Data records:
:::

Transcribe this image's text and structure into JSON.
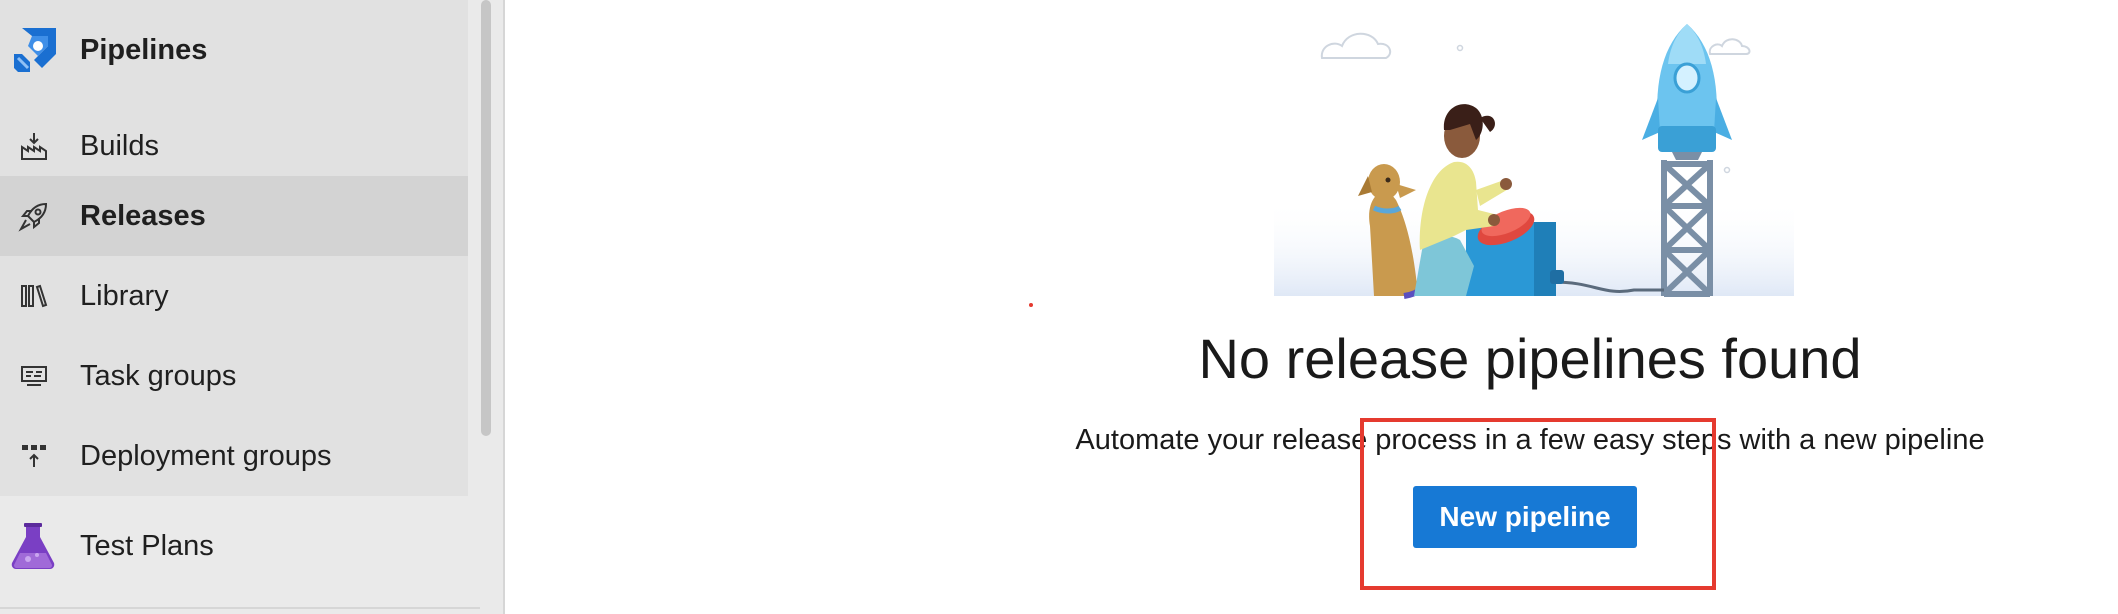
{
  "sidebar": {
    "section": {
      "label": "Pipelines",
      "icon": "pipelines-icon"
    },
    "items": [
      {
        "label": "Builds",
        "icon": "builds-icon"
      },
      {
        "label": "Releases",
        "icon": "rocket-icon",
        "selected": true
      },
      {
        "label": "Library",
        "icon": "library-icon"
      },
      {
        "label": "Task groups",
        "icon": "task-groups-icon"
      },
      {
        "label": "Deployment groups",
        "icon": "deployment-groups-icon"
      }
    ],
    "next_section": {
      "label": "Test Plans",
      "icon": "test-plans-icon"
    }
  },
  "empty_state": {
    "title": "No release pipelines found",
    "description": "Automate your release process in a few easy steps with a new pipeline",
    "button_label": "New pipeline"
  },
  "colors": {
    "accent": "#1779d5",
    "highlight": "#e53a2f",
    "sidebar_bg": "#eaeaea",
    "selected_bg": "#d3d3d3"
  }
}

:::

_TASK DIRECTIONS_: Reproduce all entries exactly. Pictures do not belong in the copy.

_SOLUTION FOR THIS PROBLEM_:
Transcribe this image's text and structure into JSON.
{
  "sidebar": {
    "section": {
      "label": "Pipelines",
      "icon": "pipelines-icon"
    },
    "items": [
      {
        "label": "Builds",
        "icon": "builds-icon"
      },
      {
        "label": "Releases",
        "icon": "rocket-icon",
        "selected": true
      },
      {
        "label": "Library",
        "icon": "library-icon"
      },
      {
        "label": "Task groups",
        "icon": "task-groups-icon"
      },
      {
        "label": "Deployment groups",
        "icon": "deployment-groups-icon"
      }
    ],
    "next_section": {
      "label": "Test Plans",
      "icon": "test-plans-icon"
    }
  },
  "empty_state": {
    "title": "No release pipelines found",
    "description": "Automate your release process in a few easy steps with a new pipeline",
    "button_label": "New pipeline"
  },
  "colors": {
    "accent": "#1779d5",
    "highlight": "#e53a2f",
    "sidebar_bg": "#eaeaea",
    "selected_bg": "#d3d3d3"
  }
}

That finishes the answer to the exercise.